**Short problem**
Copy out all lines carrying the word "code".

**Data records**
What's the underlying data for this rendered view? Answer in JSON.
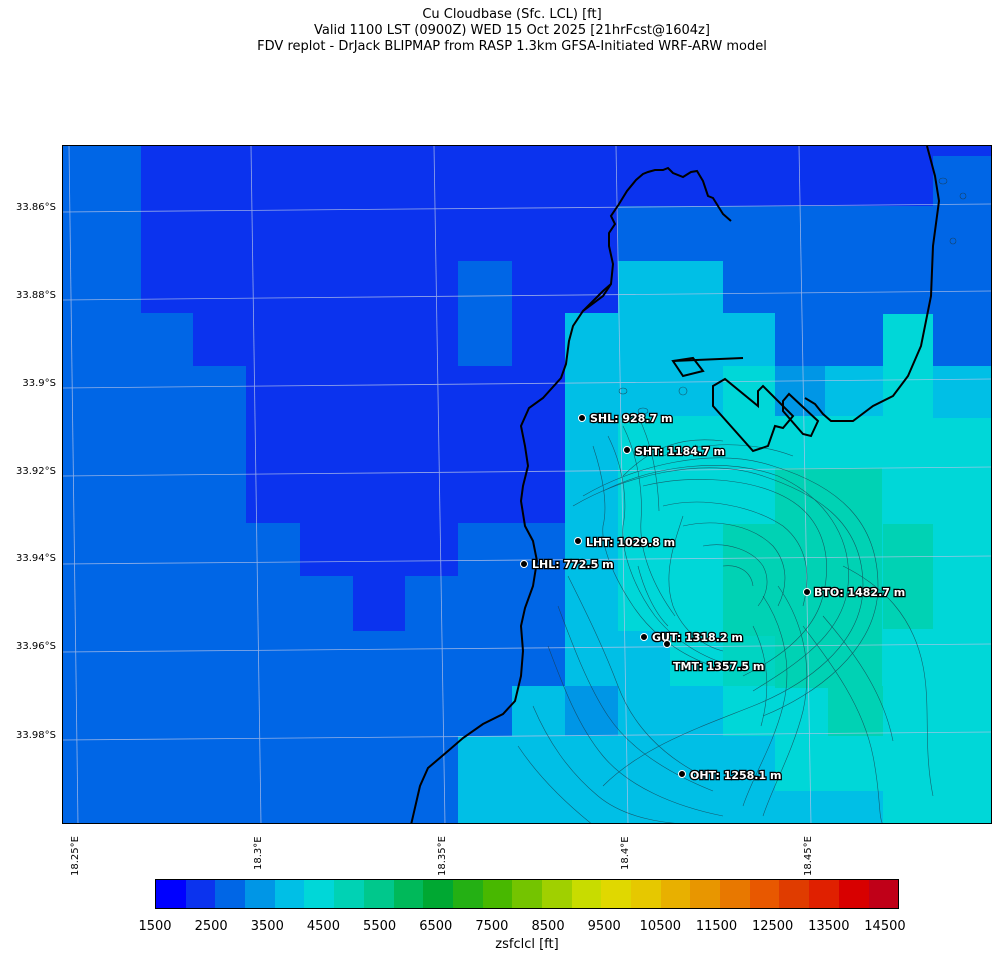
{
  "title": {
    "line1": "Cu Cloudbase (Sfc. LCL) [ft]",
    "line2": "Valid 1100 LST (0900Z) WED 15 Oct 2025 [21hrFcst@1604z]",
    "line3": "FDV replot - DrJack BLIPMAP from RASP 1.3km GFSA-Initiated WRF-ARW model"
  },
  "axes": {
    "lat_labels": [
      "33.86°S",
      "33.88°S",
      "33.9°S",
      "33.92°S",
      "33.94°S",
      "33.96°S",
      "33.98°S"
    ],
    "lon_labels": [
      "18.25°E",
      "18.3°E",
      "18.35°E",
      "18.4°E",
      "18.45°E"
    ]
  },
  "stations": [
    {
      "code": "SHL",
      "label": "SHL: 928.7 m"
    },
    {
      "code": "SHT",
      "label": "SHT: 1184.7 m"
    },
    {
      "code": "LHT",
      "label": "LHT: 1029.8 m"
    },
    {
      "code": "LHL",
      "label": "LHL: 772.5 m"
    },
    {
      "code": "BTO",
      "label": "BTO: 1482.7 m"
    },
    {
      "code": "GUT",
      "label": "GUT: 1318.2 m"
    },
    {
      "code": "TMT",
      "label": "TMT: 1357.5 m"
    },
    {
      "code": "OHT",
      "label": "OHT: 1258.1 m"
    }
  ],
  "colorbar": {
    "title": "zsfclcl [ft]",
    "tick_labels": [
      "1500",
      "2500",
      "3500",
      "4500",
      "5500",
      "6500",
      "7500",
      "8500",
      "9500",
      "10500",
      "11500",
      "12500",
      "13500",
      "14500"
    ],
    "colors": [
      "#0000ff",
      "#0b33ee",
      "#0066e6",
      "#0096e6",
      "#00bfe6",
      "#00d7d8",
      "#00d2b4",
      "#00c88c",
      "#00b95a",
      "#00a832",
      "#24b014",
      "#48b800",
      "#74c400",
      "#a0d000",
      "#c8dc00",
      "#e0d800",
      "#e6c800",
      "#e8b000",
      "#e89600",
      "#e87800",
      "#e85800",
      "#e03c00",
      "#e02000",
      "#d80000",
      "#c00018"
    ]
  },
  "legend_hidden": {
    "grid": "on",
    "basemap": "coastline and terrain contours"
  }
}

**Solved exercise**
      "code": "SHL",
      "code": "SHT",
      "code": "LHT",
      "code": "LHL",
      "code": "BTO",
      "code": "GUT",
      "code": "TMT",
      "code": "OHT",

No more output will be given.